### SELECTED EXTRACT
+++
= HealthForceOntario =

HealthForceOntario was a collaborative initiative, announced May 3, 2006, involving two Ontario Canada ministries: Ministry of Health and Long-Term Care (Ontario) and the Ministry of Training, Colleges and Universities. It was subsequently subsumed under Ontario Health in 2019.

The goal of the HealthForceOntario strategy is to ensure that Ontarians have access to the right number and mix of qualified health care providers. Its mandate is to identify and address Ontario's health human resource needs, engage partners in education and health care to develop skilled providers and create the health care delivery teams that will make the most of their abilities, introduce new and expanded provider roles to increase the number of providers working in health care and develop the skills of those already in the system, and to make Ontario the employer-of-choice for all health care providers.

== Programs and Initiatives ==
HealthForceOntario programs and initiatives include:

HealthForceOntario Marketing and Recruitment Agency - As an operational service agency, HealthForceOntario Marketing and Recruitment Agency (HFO MRA) is focused on building and maintaining the province's health human resources capacity, leading to two categories of activity:
- Retention and distribution of Ontario's health professionals.
+++
### DATA UNDER STUDY
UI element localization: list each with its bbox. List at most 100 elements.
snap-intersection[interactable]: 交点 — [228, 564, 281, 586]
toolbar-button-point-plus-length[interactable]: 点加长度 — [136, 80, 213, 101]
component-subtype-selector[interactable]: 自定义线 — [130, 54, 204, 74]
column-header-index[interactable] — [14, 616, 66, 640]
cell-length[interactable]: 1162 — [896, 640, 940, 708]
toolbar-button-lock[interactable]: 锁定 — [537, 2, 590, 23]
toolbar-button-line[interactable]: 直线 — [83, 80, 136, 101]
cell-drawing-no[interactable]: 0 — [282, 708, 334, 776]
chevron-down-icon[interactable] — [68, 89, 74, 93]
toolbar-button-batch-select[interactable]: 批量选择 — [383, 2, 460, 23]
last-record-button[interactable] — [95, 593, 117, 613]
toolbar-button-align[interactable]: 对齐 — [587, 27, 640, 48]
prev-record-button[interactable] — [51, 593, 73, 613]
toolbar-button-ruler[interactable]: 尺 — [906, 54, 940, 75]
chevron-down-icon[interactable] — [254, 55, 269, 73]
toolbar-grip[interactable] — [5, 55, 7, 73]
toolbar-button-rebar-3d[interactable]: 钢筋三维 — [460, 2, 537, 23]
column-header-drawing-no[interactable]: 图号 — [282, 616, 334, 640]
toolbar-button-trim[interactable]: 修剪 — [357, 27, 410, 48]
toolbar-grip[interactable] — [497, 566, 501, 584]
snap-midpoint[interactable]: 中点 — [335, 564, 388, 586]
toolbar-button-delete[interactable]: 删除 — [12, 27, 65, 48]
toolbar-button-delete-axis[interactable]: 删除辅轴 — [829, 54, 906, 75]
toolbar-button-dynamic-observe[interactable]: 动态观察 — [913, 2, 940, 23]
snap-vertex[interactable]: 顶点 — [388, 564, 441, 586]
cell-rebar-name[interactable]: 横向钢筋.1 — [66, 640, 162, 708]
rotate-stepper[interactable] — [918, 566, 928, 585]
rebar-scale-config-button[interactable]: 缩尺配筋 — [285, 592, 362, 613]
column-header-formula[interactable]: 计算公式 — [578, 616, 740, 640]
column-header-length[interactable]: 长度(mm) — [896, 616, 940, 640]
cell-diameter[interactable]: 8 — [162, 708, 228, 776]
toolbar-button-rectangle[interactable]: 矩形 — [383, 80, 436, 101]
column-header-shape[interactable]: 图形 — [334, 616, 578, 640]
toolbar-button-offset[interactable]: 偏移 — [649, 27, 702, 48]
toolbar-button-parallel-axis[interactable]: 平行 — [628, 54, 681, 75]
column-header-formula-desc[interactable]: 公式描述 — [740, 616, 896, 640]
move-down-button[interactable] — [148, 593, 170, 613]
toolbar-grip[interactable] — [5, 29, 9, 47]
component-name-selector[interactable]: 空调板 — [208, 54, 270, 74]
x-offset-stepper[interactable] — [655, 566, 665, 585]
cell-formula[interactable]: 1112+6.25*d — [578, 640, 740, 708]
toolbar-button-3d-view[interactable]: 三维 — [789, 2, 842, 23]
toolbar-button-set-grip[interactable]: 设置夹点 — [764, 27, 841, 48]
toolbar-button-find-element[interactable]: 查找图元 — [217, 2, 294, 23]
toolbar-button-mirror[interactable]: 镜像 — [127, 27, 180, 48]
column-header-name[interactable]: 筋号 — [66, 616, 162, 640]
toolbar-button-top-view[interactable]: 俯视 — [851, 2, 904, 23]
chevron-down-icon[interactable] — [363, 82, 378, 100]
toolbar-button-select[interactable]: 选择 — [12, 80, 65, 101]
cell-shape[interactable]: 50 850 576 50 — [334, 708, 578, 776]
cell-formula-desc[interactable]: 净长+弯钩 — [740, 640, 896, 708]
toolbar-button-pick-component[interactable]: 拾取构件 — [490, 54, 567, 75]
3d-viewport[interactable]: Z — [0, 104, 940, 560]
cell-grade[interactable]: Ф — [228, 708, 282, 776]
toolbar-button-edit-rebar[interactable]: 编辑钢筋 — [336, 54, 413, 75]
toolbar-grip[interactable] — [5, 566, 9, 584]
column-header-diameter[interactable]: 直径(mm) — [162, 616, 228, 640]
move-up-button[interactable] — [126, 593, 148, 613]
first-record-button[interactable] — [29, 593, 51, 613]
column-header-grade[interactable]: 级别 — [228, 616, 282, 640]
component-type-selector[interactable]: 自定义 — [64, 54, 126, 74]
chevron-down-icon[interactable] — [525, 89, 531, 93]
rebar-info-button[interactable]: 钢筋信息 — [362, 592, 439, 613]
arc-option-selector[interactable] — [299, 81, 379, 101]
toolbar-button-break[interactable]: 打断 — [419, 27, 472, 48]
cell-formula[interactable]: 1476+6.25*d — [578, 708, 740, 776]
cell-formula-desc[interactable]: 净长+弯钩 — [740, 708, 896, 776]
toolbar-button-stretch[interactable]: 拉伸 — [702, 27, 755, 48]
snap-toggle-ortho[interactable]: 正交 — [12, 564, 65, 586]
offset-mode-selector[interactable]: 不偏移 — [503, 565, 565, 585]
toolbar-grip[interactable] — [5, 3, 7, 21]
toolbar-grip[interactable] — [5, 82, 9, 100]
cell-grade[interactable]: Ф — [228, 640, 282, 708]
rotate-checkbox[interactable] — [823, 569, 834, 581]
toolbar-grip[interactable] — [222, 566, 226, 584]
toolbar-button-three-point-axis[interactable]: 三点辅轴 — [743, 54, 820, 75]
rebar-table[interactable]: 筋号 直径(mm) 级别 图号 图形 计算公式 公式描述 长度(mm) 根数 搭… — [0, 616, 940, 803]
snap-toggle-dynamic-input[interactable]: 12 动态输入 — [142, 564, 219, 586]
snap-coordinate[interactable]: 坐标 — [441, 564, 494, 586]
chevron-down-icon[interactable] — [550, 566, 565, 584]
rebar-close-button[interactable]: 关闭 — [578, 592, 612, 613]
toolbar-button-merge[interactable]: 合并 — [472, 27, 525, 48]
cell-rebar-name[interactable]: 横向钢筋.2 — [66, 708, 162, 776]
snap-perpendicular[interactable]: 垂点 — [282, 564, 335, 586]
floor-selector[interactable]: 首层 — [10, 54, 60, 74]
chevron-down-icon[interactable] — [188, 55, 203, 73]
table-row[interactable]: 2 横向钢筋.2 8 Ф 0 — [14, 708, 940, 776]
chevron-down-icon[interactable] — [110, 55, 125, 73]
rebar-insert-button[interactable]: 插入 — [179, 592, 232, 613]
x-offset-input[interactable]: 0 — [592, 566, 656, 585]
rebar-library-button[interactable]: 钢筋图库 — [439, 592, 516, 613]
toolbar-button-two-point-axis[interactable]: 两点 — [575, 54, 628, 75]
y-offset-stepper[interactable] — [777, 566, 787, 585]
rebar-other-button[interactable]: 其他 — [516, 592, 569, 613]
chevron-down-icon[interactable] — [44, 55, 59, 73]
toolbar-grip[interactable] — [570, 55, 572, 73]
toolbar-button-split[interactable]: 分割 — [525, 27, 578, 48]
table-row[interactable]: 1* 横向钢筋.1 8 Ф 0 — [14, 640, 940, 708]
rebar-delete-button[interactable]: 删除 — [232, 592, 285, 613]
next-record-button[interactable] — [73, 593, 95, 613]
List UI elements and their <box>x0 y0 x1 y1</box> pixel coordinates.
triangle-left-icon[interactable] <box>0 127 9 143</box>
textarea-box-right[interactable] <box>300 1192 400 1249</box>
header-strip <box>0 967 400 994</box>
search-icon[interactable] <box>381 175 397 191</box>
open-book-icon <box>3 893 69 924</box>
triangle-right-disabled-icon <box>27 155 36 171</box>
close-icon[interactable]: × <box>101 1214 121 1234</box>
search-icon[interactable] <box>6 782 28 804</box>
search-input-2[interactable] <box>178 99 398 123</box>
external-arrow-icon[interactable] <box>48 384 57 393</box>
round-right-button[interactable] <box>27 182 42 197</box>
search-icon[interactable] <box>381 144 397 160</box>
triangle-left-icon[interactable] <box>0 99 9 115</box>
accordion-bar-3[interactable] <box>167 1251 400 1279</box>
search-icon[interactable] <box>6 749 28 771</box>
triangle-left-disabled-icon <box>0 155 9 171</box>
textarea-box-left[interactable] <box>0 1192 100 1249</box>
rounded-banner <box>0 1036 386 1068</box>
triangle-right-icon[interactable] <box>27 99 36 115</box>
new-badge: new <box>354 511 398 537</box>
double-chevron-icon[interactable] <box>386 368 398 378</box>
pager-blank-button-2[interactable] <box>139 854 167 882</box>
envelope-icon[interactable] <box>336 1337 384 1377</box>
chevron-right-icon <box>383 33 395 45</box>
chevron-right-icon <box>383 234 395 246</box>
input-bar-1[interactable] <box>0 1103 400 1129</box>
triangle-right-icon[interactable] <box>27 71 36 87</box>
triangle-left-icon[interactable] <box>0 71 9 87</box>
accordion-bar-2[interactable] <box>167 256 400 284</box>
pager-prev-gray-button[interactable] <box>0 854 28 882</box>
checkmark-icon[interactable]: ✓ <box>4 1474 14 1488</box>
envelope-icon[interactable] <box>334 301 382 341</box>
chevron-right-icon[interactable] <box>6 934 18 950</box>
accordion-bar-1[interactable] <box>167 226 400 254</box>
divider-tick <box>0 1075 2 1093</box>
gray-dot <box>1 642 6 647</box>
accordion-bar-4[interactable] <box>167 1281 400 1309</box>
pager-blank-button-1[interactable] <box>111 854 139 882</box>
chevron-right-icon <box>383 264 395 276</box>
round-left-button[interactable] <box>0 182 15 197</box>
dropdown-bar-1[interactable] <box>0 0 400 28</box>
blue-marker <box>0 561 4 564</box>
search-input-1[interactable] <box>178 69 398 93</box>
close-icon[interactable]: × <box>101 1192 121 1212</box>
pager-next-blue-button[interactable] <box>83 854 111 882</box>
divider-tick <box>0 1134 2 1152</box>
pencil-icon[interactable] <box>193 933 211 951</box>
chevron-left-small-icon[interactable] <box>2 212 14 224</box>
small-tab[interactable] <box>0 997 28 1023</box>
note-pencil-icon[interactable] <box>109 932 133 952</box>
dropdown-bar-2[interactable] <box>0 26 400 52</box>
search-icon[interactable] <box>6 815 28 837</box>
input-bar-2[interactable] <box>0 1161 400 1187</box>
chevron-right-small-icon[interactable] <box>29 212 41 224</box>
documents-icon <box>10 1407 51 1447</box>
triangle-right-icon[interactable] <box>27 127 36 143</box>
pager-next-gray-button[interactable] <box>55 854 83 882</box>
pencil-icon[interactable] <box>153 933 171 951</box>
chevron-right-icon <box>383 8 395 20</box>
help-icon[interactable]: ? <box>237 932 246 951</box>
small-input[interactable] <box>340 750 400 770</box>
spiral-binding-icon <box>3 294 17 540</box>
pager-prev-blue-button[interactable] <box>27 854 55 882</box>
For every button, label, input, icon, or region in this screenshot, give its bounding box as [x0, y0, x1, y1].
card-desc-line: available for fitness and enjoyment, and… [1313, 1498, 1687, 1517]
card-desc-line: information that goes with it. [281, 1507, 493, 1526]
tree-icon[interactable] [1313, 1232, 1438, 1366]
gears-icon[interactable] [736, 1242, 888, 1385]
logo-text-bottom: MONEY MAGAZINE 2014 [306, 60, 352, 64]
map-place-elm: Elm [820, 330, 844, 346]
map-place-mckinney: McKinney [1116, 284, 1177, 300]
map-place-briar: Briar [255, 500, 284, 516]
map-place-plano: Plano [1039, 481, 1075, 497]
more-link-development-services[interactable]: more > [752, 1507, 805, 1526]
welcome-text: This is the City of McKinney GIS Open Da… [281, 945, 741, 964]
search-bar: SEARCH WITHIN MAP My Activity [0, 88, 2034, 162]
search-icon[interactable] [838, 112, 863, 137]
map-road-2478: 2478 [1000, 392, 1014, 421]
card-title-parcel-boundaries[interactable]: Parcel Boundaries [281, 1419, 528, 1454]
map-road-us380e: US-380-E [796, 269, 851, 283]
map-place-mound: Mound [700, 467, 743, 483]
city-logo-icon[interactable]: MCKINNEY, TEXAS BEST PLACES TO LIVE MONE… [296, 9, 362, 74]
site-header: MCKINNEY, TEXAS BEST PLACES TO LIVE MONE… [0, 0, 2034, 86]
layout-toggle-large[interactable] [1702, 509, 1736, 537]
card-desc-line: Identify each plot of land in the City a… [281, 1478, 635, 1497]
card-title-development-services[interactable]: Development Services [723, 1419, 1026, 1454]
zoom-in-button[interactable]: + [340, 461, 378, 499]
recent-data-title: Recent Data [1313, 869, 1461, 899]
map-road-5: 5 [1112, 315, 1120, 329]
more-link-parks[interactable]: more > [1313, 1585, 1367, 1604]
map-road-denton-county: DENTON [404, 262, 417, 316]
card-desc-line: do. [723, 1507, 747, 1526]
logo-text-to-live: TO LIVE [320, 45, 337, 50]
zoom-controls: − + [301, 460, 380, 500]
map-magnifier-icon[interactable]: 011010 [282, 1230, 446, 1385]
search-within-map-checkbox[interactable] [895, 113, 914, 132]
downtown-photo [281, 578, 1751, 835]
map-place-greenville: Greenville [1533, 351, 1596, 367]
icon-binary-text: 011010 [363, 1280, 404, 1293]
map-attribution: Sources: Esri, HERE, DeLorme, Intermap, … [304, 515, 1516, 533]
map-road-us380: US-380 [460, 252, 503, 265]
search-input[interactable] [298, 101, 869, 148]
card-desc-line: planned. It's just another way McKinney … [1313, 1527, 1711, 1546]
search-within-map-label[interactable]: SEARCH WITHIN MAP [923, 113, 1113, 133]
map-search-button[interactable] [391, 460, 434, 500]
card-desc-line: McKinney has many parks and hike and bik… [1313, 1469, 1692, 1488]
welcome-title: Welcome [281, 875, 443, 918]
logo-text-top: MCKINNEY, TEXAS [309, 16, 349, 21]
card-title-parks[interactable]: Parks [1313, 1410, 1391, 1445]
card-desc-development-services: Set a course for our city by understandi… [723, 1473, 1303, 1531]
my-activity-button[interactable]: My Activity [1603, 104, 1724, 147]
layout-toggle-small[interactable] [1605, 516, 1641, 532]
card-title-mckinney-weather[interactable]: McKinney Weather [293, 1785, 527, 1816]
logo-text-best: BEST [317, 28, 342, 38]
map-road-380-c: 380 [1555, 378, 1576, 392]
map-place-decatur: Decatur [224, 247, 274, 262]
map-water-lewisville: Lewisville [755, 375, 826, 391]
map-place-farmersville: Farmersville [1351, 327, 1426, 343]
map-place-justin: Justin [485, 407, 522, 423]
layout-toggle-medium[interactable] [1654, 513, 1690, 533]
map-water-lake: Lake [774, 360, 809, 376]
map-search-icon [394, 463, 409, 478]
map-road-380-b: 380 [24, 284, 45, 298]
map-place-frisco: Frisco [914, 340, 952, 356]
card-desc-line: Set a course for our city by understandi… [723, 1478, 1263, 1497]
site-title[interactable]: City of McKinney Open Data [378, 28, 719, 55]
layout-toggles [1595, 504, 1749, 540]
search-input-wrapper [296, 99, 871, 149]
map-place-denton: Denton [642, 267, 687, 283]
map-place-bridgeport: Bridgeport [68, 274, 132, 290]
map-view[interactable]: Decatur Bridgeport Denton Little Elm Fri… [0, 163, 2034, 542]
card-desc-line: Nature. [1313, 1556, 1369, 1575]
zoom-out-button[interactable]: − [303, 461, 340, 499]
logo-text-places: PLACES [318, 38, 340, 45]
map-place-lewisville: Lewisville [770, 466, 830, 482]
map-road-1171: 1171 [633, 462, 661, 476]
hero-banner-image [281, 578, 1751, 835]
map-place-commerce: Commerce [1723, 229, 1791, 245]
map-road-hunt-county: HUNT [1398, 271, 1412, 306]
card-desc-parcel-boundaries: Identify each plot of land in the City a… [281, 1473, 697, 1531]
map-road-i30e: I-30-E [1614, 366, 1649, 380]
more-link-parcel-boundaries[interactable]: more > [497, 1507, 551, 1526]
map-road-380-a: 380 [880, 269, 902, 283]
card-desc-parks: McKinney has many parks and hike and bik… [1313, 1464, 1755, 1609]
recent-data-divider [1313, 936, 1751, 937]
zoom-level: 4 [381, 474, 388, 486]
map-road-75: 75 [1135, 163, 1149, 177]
+++
### TASK TO COMPLETE
Continue the HealthForceOntario article, starting right after its last line.

### TASK OUTPUT
- Recruitment and outreach to internationally educated health professionals living in Ontario, Ontario's recruitment community and practice-ready physicians living outside Ontario who are practising in high-need specialties.
Working with its partners - including communities, Local Health Integration Networks (LHINs), the Government of Ontario, recruiters, and health professionals - HFO MRA aims to achieve the vision of helping to ensure Ontarians have access to the right mix and number of health professionals as they are needed.

HFOJobs is a free job portal with postings for physicians, nurses, and new Ontario nursing graduates.

Access Centre for Internationally Educated Health Professionals - Internationally trained and educated health professionals who are living in Ontario can visit the Access Centre to learn how to qualify for professional practice in Ontario's regulated health professions. The Access Centre offers free services to support newcomers through the licensure and registration process, but is not an employment centre.

Ontario Physician Locum Programs offer resources for physicians across Ontario. The OPLP consists of the following three programs: Rural Family Medicine Locum Program, Northern Specialist Locum Programs, and Emergency Department Coverage Demonstration Project.

== Funding ==
The Allied Health Professional Development Fund - The purpose of the AHPDF is to extend skill and knowledge development opportunities to the following regulated health professionals: Audiologists, Dietitians, Medical Laboratory Technologists,
Medical Radiation Technologists, Occupational Therapists, Pharmacists, Physiotherapists, Respiratory Therapists and Speech-Language Pathologists.